━━━━━ SOURCE RECORDS ━━━━━
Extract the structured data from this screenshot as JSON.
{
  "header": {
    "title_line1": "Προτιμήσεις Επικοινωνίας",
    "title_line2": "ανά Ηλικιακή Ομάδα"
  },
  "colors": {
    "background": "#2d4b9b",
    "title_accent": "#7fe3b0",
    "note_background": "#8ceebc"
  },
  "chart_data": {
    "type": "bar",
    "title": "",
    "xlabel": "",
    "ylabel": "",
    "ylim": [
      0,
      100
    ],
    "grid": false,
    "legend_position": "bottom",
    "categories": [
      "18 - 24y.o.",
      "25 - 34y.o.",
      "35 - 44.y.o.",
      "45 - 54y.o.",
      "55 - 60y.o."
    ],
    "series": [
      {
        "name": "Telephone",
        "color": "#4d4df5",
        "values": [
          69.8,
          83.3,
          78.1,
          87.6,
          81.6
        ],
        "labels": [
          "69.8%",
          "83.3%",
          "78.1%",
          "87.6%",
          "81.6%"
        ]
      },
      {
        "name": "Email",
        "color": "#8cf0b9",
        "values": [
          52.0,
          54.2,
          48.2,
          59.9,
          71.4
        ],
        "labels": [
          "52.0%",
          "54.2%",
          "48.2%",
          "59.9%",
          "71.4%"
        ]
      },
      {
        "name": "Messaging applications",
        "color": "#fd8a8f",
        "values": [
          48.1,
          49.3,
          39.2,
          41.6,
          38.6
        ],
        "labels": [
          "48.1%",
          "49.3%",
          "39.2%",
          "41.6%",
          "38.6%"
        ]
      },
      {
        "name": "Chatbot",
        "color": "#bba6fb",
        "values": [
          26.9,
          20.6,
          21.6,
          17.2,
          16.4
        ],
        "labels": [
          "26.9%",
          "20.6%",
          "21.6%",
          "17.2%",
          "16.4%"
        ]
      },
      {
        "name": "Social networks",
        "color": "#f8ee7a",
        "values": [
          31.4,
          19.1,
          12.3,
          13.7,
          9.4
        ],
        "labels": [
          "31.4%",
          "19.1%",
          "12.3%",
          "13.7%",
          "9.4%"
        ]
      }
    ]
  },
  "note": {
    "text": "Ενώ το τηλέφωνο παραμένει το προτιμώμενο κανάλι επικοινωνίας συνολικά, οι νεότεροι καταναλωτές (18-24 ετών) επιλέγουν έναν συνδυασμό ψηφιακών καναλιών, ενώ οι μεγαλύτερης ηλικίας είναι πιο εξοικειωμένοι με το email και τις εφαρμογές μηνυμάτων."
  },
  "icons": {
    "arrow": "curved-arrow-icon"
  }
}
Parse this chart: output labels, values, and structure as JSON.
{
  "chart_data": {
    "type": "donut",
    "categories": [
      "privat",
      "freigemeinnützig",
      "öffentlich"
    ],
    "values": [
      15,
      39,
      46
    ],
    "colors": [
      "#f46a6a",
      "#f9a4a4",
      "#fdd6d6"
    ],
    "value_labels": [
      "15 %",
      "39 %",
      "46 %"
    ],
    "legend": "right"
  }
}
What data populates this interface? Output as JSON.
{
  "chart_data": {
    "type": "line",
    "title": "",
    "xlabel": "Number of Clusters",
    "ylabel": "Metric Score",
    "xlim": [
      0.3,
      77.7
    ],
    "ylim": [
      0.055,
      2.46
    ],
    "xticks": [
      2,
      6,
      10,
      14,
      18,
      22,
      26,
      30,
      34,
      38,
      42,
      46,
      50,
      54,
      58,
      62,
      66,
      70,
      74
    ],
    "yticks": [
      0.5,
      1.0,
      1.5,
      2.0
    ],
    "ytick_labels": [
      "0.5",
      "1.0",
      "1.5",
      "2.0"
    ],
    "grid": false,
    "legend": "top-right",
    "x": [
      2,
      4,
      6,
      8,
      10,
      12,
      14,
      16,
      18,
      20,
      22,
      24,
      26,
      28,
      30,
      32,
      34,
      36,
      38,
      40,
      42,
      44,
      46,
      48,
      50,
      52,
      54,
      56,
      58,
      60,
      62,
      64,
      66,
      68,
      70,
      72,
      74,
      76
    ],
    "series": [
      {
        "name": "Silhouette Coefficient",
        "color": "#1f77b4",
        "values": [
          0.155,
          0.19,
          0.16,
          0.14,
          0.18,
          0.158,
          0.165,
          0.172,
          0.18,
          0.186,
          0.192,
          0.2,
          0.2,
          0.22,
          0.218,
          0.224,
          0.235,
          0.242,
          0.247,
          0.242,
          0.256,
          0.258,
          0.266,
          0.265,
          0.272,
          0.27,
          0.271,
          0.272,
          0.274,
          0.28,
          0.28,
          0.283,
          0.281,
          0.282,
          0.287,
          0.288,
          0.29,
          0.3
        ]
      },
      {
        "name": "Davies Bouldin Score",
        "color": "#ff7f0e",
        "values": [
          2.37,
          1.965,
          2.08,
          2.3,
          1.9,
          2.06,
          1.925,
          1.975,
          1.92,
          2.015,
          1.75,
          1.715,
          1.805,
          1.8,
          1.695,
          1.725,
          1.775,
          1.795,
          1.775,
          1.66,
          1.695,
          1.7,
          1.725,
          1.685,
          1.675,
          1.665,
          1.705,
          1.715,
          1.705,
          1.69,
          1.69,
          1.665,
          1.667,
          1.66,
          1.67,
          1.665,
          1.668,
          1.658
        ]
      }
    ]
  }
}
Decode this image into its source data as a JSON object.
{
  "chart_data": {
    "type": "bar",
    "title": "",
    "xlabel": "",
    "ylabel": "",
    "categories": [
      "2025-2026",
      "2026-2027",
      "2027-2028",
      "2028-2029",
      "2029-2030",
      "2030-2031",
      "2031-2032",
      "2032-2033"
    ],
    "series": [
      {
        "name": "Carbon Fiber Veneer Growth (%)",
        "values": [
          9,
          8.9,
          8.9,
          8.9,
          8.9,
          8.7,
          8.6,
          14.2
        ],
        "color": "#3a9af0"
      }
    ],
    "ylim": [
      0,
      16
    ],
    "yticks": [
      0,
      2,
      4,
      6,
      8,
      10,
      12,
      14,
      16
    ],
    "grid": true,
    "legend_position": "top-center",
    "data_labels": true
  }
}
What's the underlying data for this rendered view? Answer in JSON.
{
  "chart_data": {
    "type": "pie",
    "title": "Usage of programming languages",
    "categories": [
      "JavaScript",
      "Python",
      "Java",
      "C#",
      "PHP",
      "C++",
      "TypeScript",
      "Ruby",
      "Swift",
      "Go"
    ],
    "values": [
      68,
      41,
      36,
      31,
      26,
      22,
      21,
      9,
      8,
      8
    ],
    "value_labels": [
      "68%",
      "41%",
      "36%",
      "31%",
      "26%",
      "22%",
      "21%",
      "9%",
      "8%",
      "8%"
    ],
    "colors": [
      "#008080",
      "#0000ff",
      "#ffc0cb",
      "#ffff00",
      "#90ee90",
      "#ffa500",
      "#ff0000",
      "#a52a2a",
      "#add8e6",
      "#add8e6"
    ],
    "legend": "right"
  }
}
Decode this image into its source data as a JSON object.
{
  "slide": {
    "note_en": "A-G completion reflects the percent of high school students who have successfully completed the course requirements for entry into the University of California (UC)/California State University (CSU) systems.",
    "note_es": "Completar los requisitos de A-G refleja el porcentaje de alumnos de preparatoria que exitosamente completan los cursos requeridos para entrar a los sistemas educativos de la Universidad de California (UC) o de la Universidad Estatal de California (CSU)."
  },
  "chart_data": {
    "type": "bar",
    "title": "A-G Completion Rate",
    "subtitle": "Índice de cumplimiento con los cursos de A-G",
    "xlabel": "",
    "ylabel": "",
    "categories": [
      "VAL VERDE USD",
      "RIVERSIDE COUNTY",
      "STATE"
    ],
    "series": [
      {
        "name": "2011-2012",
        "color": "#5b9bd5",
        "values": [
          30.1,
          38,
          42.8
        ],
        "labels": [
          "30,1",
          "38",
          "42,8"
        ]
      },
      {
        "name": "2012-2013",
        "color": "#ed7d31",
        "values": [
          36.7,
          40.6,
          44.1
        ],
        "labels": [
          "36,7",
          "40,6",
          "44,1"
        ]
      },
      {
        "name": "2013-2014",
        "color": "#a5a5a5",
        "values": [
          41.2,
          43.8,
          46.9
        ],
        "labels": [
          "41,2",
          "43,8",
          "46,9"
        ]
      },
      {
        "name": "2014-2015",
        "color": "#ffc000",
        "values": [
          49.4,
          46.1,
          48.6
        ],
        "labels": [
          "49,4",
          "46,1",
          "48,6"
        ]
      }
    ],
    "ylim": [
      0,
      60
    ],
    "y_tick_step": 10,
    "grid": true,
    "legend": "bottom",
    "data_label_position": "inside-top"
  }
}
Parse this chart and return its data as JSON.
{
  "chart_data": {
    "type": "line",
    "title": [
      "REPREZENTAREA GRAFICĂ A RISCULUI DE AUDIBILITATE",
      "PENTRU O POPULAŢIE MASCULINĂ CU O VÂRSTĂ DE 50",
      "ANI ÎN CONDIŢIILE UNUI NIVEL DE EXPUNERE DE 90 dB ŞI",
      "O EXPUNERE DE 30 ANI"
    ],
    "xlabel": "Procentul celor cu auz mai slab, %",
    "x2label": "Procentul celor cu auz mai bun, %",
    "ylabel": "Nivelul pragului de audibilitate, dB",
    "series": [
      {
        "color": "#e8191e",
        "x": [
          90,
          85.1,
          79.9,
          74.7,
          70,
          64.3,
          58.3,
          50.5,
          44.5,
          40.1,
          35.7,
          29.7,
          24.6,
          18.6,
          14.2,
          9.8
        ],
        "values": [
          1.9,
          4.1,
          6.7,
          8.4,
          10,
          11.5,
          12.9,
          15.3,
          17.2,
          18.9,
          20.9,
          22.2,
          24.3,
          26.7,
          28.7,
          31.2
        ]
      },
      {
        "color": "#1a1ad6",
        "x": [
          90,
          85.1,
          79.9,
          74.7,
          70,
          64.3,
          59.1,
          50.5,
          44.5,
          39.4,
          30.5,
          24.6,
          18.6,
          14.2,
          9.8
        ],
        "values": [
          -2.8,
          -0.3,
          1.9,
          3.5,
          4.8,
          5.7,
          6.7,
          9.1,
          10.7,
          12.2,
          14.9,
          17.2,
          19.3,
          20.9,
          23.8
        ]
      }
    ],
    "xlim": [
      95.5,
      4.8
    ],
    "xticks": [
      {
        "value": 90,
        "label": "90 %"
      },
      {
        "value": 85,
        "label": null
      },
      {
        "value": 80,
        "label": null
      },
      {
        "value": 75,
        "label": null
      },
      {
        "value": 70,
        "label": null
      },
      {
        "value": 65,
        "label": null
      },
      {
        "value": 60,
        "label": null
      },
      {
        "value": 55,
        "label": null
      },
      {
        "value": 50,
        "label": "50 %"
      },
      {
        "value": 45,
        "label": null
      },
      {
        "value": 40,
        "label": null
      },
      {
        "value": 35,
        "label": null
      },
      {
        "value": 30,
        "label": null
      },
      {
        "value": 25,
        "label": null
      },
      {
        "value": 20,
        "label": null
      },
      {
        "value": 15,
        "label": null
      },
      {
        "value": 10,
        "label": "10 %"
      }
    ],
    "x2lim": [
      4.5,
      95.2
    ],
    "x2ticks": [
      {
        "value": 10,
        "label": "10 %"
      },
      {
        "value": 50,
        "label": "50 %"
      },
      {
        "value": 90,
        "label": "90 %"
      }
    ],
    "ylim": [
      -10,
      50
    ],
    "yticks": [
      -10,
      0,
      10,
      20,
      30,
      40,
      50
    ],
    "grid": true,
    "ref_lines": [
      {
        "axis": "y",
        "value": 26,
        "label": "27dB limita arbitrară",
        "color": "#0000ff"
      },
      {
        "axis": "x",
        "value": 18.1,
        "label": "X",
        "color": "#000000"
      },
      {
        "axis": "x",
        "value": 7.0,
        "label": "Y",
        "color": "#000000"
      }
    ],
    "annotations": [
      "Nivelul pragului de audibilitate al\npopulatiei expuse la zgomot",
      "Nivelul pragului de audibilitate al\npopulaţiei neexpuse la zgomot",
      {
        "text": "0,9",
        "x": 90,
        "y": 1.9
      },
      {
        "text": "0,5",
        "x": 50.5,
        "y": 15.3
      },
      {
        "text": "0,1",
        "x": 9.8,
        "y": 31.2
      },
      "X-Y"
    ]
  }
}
━━━━━
GIVEN TASK → Check every line of the data above for the string "cursos", and copy those that have it.

FINAL ANSWER →
    "note_es": "Completar los requisitos de A-G refleja el porcentaje de alumnos de preparatoria que exitosamente completan los cursos requeridos para entrar a los sistemas educativos de la Universidad de California (UC) o de la Universidad Estatal de California (CSU)."
    "subtitle": "Índice de cumplimiento con los cursos de A-G",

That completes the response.